**PROBLEM**
Write out the full set of records below exactly.

**INFORMATION GIVEN**
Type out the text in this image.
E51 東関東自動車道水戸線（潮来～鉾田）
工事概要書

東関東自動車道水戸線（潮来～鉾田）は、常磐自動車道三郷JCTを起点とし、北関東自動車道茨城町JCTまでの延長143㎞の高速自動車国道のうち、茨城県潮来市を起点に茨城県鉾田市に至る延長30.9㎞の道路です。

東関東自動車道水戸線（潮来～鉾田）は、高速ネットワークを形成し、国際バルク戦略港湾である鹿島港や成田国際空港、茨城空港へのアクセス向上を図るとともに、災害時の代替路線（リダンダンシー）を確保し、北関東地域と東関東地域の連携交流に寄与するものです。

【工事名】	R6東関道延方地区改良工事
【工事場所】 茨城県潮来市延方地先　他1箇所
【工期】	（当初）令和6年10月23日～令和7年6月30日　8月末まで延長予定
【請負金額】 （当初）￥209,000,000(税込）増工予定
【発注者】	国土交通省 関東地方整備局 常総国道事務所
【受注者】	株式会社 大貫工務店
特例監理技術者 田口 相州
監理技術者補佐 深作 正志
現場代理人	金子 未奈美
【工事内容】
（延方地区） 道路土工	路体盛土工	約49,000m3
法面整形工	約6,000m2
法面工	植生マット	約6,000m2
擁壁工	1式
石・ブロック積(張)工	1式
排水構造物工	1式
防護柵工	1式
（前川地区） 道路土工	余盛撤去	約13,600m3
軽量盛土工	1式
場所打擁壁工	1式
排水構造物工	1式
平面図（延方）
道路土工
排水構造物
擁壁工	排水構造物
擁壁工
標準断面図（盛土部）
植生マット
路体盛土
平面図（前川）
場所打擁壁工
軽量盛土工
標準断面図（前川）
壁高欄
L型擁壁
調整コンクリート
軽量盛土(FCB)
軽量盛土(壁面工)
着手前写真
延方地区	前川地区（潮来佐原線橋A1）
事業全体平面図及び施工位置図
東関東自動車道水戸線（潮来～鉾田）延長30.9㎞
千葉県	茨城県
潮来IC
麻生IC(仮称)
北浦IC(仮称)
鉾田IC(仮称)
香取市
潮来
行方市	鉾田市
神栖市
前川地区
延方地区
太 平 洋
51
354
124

**RESPONSE TO THIS EXERCISE**
Type out the text in this image.
E51 東関東自動車道水戸線（潮来～鉾田）
工事概要書

東関東自動車道水戸線（潮来～鉾田）は、常磐自動車道三郷JCTを起点とし、北関東自動車道茨城町JCTまでの延長143㎞の高速自動車国道のうち、茨城県潮来市を起点に茨城県鉾田市に至る延長30.9㎞の道路です。

東関東自動車道水戸線（潮来～鉾田）は、高速ネットワークを形成し、国際バルク戦略港湾である鹿島港や成田国際空港、茨城空港へのアクセス向上を図るとともに、災害時の代替路線（リダンダンシー）を確保し、北関東地域と東関東地域の連携交流に寄与するものです。

【工事名】	R6東関道延方地区改良工事
【工事場所】 茨城県潮来市延方地先　他1箇所
【工期】	（当初）令和6年10月23日～令和7年6月30日　8月末まで延長予定
【請負金額】 （当初）￥209,000,000(税込）増工予定
【発注者】	国土交通省 関東地方整備局 常総国道事務所
【受注者】	株式会社 大貫工務店
特例監理技術者 田口 相州
監理技術者補佐 深作 正志
現場代理人	金子 未奈美
【工事内容】
（延方地区） 道路土工	路体盛土工	約49,000m3
法面整形工	約6,000m2
法面工	植生マット	約6,000m2
擁壁工	1式
石・ブロック積(張)工	1式
排水構造物工	1式
防護柵工	1式
（前川地区） 道路土工	余盛撤去	約13,600m3
軽量盛土工	1式
場所打擁壁工	1式
排水構造物工	1式
平面図（延方）
道路土工
排水構造物
擁壁工	排水構造物
擁壁工
標準断面図（盛土部）
植生マット
路体盛土
平面図（前川）
場所打擁壁工
軽量盛土工
標準断面図（前川）
壁高欄
L型擁壁
調整コンクリート
軽量盛土(FCB)
軽量盛土(壁面工)
着手前写真
延方地区	前川地区（潮来佐原線橋A1）
事業全体平面図及び施工位置図
東関東自動車道水戸線（潮来～鉾田）延長30.9㎞
千葉県	茨城県
潮来IC
麻生IC(仮称)
北浦IC(仮称)
鉾田IC(仮称)
香取市
潮来
行方市	鉾田市
神栖市
前川地区
延方地区
太 平 洋
51
354
124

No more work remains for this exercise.